Extrait ▸
---+---
Les shrapnells* nous suivent et même des obus percutants* se mettent de la partie. J’émets donc l’avis qu’il serait ridicule de se faire tuer ou blesser ici. Nous laissons donc la cote de la Harazée, malgré Gallois qui veut y passer quand même. Quand Legueil, René, mitrailleur, Paradis, Sauvage, et Crespel le cycliste, nous prenons la route de Vienne le Château. C’est un détour de 10 km. Au moins nous serons à l’abri, et d’ailleurs nous avons pour nous toute la journée et journée de plus ensoleillée.

Nous filons donc rapidement sur Vienne-le-Château, en hâte car la zone quoique moins visée que la cote de la Harazée est fort dangereuse quand même. C’est d’ailleurs ici que dernièrement tombaient les obus lancés contre nos voitures de ravitaillement, spectacle auquel nous assistâmes étant dans la Harazée. Presqu’à l’entrée de Vienne le château, nous sommes dépassés par tous les officiers de notre bataillon. Eux aussi prennent notre route pour plus de sûreté.

Il est 8h30. Le temps est splendide ; sans doute le soleil sabre-t-il notre départ de l’Argonne et veut-il fêter comme nous le fameux repos qui nous met le cœur en liesse.

Nous nous arrêterons dans le château et entrons dans une maison abandonnée où quelques marsouins font popote*. Nous profitons de la pause pour faire du café. Il y a ici tout ce qu’il faut pour cela et les camarades de l’infanterie coloniale sont très complaisants.
---+---
Données d'annotation des zones ▸
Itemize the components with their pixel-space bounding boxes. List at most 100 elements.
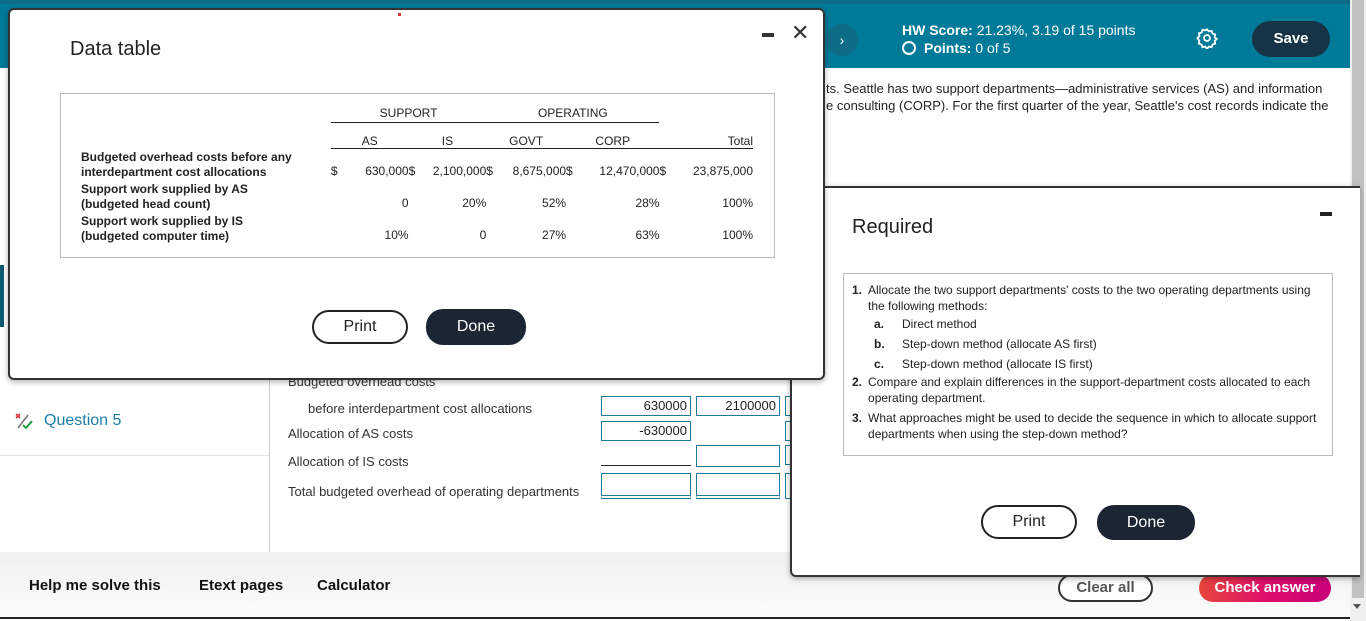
is-costs-input[interactable]: 2100000	[696, 396, 780, 416]
scroll-down-arrow-icon[interactable]	[1353, 604, 1361, 609]
divider	[269, 380, 270, 552]
modal-title: Data table	[70, 38, 162, 60]
minimize-icon[interactable]	[1320, 212, 1332, 216]
row-label-line: interdepartment cost allocations	[81, 165, 267, 179]
item-number: 2.	[852, 375, 863, 389]
as-costs-input[interactable]: 630000	[601, 396, 691, 416]
row-label: Budgeted overhead costs before any interd…	[81, 148, 331, 180]
question-text-line: ts. Seattle has two support departments—…	[826, 81, 1323, 96]
cell-value: 52%	[542, 196, 567, 210]
currency-symbol	[409, 180, 424, 212]
row-label: Total budgeted overhead of operating dep…	[288, 484, 580, 499]
required-list: 1. Allocate the two support departments' …	[843, 273, 1333, 456]
cell-value: 28%	[635, 196, 660, 210]
currency-symbol	[409, 212, 424, 244]
done-button[interactable]: Done	[426, 309, 526, 345]
sub-letter: c.	[874, 357, 885, 371]
cell-value: 0	[479, 228, 487, 242]
row-label-line: Support work supplied by AS	[81, 182, 248, 196]
data-table: SUPPORT OPERATING AS IS GOVT CORP Total B…	[81, 104, 753, 244]
item-number: 1.	[852, 283, 863, 297]
question-text: ts. Seattle has two support departments—…	[826, 80, 1350, 114]
item-text: Compare and explain differences in the s…	[868, 375, 1311, 405]
currency-symbol: $	[330, 164, 338, 178]
question-label: Question 5	[44, 412, 122, 429]
sub-letter: a.	[874, 317, 885, 331]
cell-value: 630,000	[365, 164, 409, 178]
chevron-right-icon: ›	[839, 32, 845, 48]
save-button[interactable]: Save	[1252, 21, 1330, 57]
row-label-line: (budgeted computer time)	[81, 229, 230, 243]
points-circle-icon	[902, 41, 916, 55]
partial-credit-icon	[15, 413, 33, 430]
currency-symbol	[659, 212, 674, 244]
row-label: before interdepartment cost allocations	[308, 401, 533, 416]
row-label: Allocation of IS costs	[288, 454, 409, 469]
currency-symbol	[659, 180, 674, 212]
row-label-line: Support work supplied by IS	[81, 214, 244, 228]
indicator-dot	[398, 13, 401, 16]
sub-text: Step-down method (allocate IS first)	[902, 357, 1093, 371]
done-button[interactable]: Done	[1097, 505, 1195, 540]
sidebar-item-question-5[interactable]: Question 5	[14, 412, 121, 430]
required-modal: Required 1. Allocate the two support depa…	[790, 186, 1360, 577]
sub-letter: b.	[874, 337, 885, 351]
cell-value: 10%	[384, 228, 409, 242]
modal-title: Required	[852, 216, 934, 238]
points-value: 0 of 5	[975, 40, 1011, 56]
cell-value: 0	[401, 196, 409, 210]
item-text: What approaches might be used to decide …	[868, 411, 1317, 441]
currency-symbol: $	[486, 164, 493, 178]
print-button[interactable]: Print	[312, 310, 408, 344]
data-table-frame: SUPPORT OPERATING AS IS GOVT CORP Total B…	[60, 93, 775, 258]
sub-text: Step-down method (allocate AS first)	[902, 337, 1097, 351]
calculator-link[interactable]: Calculator	[317, 577, 390, 594]
cell-value: 100%	[722, 228, 753, 242]
close-icon[interactable]: ✕	[791, 20, 809, 46]
group-header-operating: OPERATING	[486, 104, 660, 123]
cell-value: 2,100,000	[432, 164, 487, 178]
cell-value: 8,675,000	[512, 164, 567, 178]
clear-all-button[interactable]: Clear all	[1058, 574, 1153, 602]
is-allocation-is-input[interactable]	[696, 445, 780, 467]
row-label-line: (budgeted head count)	[81, 197, 211, 211]
hw-score: HW Score: 21.23%, 3.19 of 15 points Poin…	[902, 21, 1135, 57]
cell-value: 23,875,000	[692, 164, 753, 178]
next-button[interactable]: ›	[826, 24, 858, 56]
currency-symbol	[486, 180, 501, 212]
column-header: AS	[330, 122, 409, 149]
item-text: Allocate the two support departments' co…	[868, 283, 1311, 313]
column-header: IS	[408, 122, 487, 149]
question-text-line: e consulting (CORP). For the first quart…	[826, 98, 1329, 113]
etext-pages-link[interactable]: Etext pages	[199, 577, 283, 594]
currency-symbol: $	[566, 164, 573, 178]
currency-symbol: $	[408, 164, 416, 178]
currency-symbol	[486, 212, 501, 244]
hw-score-value: 21.23%, 3.19 of 15 points	[976, 22, 1136, 38]
row-label-line: Budgeted overhead costs before any	[81, 150, 292, 164]
cell-value: 63%	[635, 228, 660, 242]
hw-score-label: HW Score:	[902, 22, 973, 38]
cell-value: 27%	[542, 228, 567, 242]
as-total-input[interactable]	[601, 473, 691, 499]
as-allocation-as-input[interactable]: -630000	[601, 421, 691, 441]
column-header: CORP	[566, 122, 660, 149]
print-button[interactable]: Print	[981, 505, 1077, 539]
currency-symbol	[331, 212, 346, 244]
row-label: Support work supplied by IS (budgeted com…	[81, 212, 331, 244]
column-header: GOVT	[486, 122, 567, 149]
gear-icon[interactable]	[1196, 27, 1219, 51]
currency-symbol	[331, 180, 346, 212]
is-total-input[interactable]	[696, 473, 780, 499]
current-question-indicator	[0, 265, 4, 327]
cell-value: 12,470,000	[599, 164, 660, 178]
table-row: Support work supplied by IS (budgeted com…	[81, 212, 753, 244]
table-row: Budgeted overhead costs before any interd…	[81, 148, 753, 180]
minimize-icon[interactable]	[762, 33, 774, 37]
help-me-solve-this-link[interactable]: Help me solve this	[29, 577, 161, 594]
sub-text: Direct method	[902, 317, 977, 331]
table-row: Support work supplied by AS (budgeted hea…	[81, 180, 753, 212]
divider	[0, 455, 269, 456]
check-answer-button[interactable]: Check answer	[1199, 574, 1331, 602]
data-table-modal: Data table ✕ SUPPORT OPERATING AS IS GOVT…	[8, 8, 825, 380]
---+---
Votre tâche ▸ Mettez à jour le passage de l'extrait qui s'ouvre sur les mots contenant « Nous filons donc » et se termine par « plus de sûreté. », en remplaçant « voitures de ravitaillement » par « convois de ravitaillement ».

Réponse attendue ▸
Nous filons donc rapidement sur Vienne-le-Château, en hâte car la zone quoique moins visée que la cote de la Harazée est fort dangereuse quand même. C’est d’ailleurs ici que dernièrement tombaient les obus lancés contre nos convois de ravitaillement, spectacle auquel nous assistâmes étant dans la Harazée. Presqu’à l’entrée de Vienne le château, nous sommes dépassés par tous les officiers de notre bataillon. Eux aussi prennent notre route pour plus de sûreté.